[BEGIN]
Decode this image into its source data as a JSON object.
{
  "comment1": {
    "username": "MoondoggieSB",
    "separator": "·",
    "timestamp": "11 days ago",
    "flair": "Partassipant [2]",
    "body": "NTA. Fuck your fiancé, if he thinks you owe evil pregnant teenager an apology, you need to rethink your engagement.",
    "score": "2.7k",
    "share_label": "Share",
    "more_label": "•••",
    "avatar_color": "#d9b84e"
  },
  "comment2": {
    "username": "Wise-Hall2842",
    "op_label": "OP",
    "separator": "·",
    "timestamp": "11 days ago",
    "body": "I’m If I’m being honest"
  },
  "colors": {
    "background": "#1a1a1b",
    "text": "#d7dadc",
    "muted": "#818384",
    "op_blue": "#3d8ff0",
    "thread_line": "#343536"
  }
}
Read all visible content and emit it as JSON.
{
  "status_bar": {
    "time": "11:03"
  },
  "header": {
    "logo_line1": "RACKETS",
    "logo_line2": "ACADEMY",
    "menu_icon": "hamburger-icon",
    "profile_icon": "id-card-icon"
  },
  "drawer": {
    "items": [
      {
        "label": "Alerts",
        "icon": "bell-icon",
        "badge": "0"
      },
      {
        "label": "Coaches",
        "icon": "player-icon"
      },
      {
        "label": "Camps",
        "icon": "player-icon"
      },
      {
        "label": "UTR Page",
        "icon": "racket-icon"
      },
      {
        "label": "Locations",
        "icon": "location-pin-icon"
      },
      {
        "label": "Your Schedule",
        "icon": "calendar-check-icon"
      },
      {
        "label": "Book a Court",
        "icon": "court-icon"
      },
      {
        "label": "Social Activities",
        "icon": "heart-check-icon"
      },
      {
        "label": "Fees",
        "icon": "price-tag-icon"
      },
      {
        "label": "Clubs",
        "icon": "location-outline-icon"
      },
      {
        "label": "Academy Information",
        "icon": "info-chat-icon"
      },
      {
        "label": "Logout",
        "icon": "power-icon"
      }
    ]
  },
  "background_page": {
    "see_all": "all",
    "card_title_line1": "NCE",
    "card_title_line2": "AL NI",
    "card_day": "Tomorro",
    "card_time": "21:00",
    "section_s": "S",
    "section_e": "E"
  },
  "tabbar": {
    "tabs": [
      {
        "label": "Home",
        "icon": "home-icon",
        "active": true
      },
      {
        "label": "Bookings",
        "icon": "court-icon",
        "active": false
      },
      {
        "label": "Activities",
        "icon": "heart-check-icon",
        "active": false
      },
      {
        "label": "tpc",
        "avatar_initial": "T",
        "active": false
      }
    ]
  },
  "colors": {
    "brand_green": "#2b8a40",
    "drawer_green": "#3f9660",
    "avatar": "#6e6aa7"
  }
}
[END]
→ Objective
From the data above, work out how many lines hold "Activities". Answer with the number alone.

→ Answer to the exercise
2